◆ Task instructions
Give the data below again, word for word.

◆ Collected data entries
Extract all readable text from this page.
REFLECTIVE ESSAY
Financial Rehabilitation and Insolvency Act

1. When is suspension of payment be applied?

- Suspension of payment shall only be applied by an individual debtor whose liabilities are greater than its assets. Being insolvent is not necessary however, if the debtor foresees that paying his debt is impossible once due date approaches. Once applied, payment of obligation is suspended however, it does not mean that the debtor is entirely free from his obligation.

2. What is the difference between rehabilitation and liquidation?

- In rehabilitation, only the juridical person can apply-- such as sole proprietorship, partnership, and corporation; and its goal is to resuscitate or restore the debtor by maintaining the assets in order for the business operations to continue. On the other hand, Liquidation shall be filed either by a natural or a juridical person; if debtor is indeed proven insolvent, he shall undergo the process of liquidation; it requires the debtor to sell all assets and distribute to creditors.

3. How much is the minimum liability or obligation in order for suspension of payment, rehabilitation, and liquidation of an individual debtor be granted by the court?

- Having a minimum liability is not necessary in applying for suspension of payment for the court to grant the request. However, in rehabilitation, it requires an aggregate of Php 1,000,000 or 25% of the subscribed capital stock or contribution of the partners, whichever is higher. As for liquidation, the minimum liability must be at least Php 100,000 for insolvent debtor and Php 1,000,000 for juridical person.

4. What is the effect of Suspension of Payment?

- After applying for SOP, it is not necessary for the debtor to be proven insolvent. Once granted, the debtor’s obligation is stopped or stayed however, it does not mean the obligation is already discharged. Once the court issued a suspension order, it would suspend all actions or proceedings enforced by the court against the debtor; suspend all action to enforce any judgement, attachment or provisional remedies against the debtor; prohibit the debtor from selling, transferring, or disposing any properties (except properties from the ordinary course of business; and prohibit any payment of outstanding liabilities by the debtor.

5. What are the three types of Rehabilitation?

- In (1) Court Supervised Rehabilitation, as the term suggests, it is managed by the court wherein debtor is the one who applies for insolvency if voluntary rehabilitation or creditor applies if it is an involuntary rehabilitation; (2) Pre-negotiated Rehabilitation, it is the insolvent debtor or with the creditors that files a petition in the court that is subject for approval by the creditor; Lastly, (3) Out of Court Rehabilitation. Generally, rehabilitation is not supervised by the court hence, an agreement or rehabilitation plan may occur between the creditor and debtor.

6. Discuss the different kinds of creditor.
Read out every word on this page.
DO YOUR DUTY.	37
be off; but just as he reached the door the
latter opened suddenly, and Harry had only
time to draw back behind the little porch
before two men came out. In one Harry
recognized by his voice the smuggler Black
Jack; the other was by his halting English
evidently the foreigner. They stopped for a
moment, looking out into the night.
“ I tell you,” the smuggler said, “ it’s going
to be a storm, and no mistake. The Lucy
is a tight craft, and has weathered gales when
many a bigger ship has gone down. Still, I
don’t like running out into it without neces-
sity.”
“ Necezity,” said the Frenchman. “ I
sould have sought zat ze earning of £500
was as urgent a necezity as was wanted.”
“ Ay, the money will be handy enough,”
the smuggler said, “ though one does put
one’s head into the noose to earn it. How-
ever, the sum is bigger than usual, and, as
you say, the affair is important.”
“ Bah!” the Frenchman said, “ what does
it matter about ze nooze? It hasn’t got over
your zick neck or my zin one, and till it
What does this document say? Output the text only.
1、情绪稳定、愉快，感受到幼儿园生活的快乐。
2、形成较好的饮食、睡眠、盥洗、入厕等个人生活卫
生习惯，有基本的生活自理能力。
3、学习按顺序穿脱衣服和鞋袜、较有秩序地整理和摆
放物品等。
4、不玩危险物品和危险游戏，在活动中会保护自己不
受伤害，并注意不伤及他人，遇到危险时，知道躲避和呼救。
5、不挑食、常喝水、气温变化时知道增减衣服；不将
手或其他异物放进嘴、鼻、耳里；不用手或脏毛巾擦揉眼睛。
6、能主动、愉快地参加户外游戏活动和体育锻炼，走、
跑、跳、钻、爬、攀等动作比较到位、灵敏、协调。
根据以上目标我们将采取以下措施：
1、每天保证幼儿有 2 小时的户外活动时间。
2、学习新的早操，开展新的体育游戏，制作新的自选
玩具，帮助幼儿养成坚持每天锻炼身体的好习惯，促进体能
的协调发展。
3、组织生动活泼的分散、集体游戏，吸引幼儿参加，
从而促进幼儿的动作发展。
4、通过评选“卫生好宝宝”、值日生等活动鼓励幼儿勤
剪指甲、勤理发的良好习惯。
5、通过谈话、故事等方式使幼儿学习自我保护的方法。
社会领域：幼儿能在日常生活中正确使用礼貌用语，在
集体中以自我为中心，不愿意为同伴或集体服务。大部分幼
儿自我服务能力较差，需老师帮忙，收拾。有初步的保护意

◆ Result for this exercise
Extract all readable text from this page.
REFLECTIVE ESSAY
Financial Rehabilitation and Insolvency Act

1. When is suspension of payment be applied?

- Suspension of payment shall only be applied by an individual debtor whose liabilities are greater than its assets. Being insolvent is not necessary however, if the debtor foresees that paying his debt is impossible once due date approaches. Once applied, payment of obligation is suspended however, it does not mean that the debtor is entirely free from his obligation.

2. What is the difference between rehabilitation and liquidation?

- In rehabilitation, only the juridical person can apply-- such as sole proprietorship, partnership, and corporation; and its goal is to resuscitate or restore the debtor by maintaining the assets in order for the business operations to continue. On the other hand, Liquidation shall be filed either by a natural or a juridical person; if debtor is indeed proven insolvent, he shall undergo the process of liquidation; it requires the debtor to sell all assets and distribute to creditors.

3. How much is the minimum liability or obligation in order for suspension of payment, rehabilitation, and liquidation of an individual debtor be granted by the court?

- Having a minimum liability is not necessary in applying for suspension of payment for the court to grant the request. However, in rehabilitation, it requires an aggregate of Php 1,000,000 or 25% of the subscribed capital stock or contribution of the partners, whichever is higher. As for liquidation, the minimum liability must be at least Php 100,000 for insolvent debtor and Php 1,000,000 for juridical person.

4. What is the effect of Suspension of Payment?

- After applying for SOP, it is not necessary for the debtor to be proven insolvent. Once granted, the debtor’s obligation is stopped or stayed however, it does not mean the obligation is already discharged. Once the court issued a suspension order, it would suspend all actions or proceedings enforced by the court against the debtor; suspend all action to enforce any judgement, attachment or provisional remedies against the debtor; prohibit the debtor from selling, transferring, or disposing any properties (except properties from the ordinary course of business; and prohibit any payment of outstanding liabilities by the debtor.

5. What are the three types of Rehabilitation?

- In (1) Court Supervised Rehabilitation, as the term suggests, it is managed by the court wherein debtor is the one who applies for insolvency if voluntary rehabilitation or creditor applies if it is an involuntary rehabilitation; (2) Pre-negotiated Rehabilitation, it is the insolvent debtor or with the creditors that files a petition in the court that is subject for approval by the creditor; Lastly, (3) Out of Court Rehabilitation. Generally, rehabilitation is not supervised by the court hence, an agreement or rehabilitation plan may occur between the creditor and debtor.

6. Discuss the different kinds of creditor.
Read out every word on this page.
DO YOUR DUTY.	37
be off; but just as he reached the door the
latter opened suddenly, and Harry had only
time to draw back behind the little porch
before two men came out. In one Harry
recognized by his voice the smuggler Black
Jack; the other was by his halting English
evidently the foreigner. They stopped for a
moment, looking out into the night.
“ I tell you,” the smuggler said, “ it’s going
to be a storm, and no mistake. The Lucy
is a tight craft, and has weathered gales when
many a bigger ship has gone down. Still, I
don’t like running out into it without neces-
sity.”
“ Necezity,” said the Frenchman. “ I
sould have sought zat ze earning of £500
was as urgent a necezity as was wanted.”
“ Ay, the money will be handy enough,”
the smuggler said, “ though one does put
one’s head into the noose to earn it. How-
ever, the sum is bigger than usual, and, as
you say, the affair is important.”
“ Bah!” the Frenchman said, “ what does
it matter about ze nooze? It hasn’t got over
your zick neck or my zin one, and till it
What does this document say? Output the text only.
1、情绪稳定、愉快，感受到幼儿园生活的快乐。
2、形成较好的饮食、睡眠、盥洗、入厕等个人生活卫
生习惯，有基本的生活自理能力。
3、学习按顺序穿脱衣服和鞋袜、较有秩序地整理和摆
放物品等。
4、不玩危险物品和危险游戏，在活动中会保护自己不
受伤害，并注意不伤及他人，遇到危险时，知道躲避和呼救。
5、不挑食、常喝水、气温变化时知道增减衣服；不将
手或其他异物放进嘴、鼻、耳里；不用手或脏毛巾擦揉眼睛。
6、能主动、愉快地参加户外游戏活动和体育锻炼，走、
跑、跳、钻、爬、攀等动作比较到位、灵敏、协调。
根据以上目标我们将采取以下措施：
1、每天保证幼儿有 2 小时的户外活动时间。
2、学习新的早操，开展新的体育游戏，制作新的自选
玩具，帮助幼儿养成坚持每天锻炼身体的好习惯，促进体能
的协调发展。
3、组织生动活泼的分散、集体游戏，吸引幼儿参加，
从而促进幼儿的动作发展。
4、通过评选“卫生好宝宝”、值日生等活动鼓励幼儿勤
剪指甲、勤理发的良好习惯。
5、通过谈话、故事等方式使幼儿学习自我保护的方法。
社会领域：幼儿能在日常生活中正确使用礼貌用语，在
集体中以自我为中心，不愿意为同伴或集体服务。大部分幼
儿自我服务能力较差，需老师帮忙，收拾。有初步的保护意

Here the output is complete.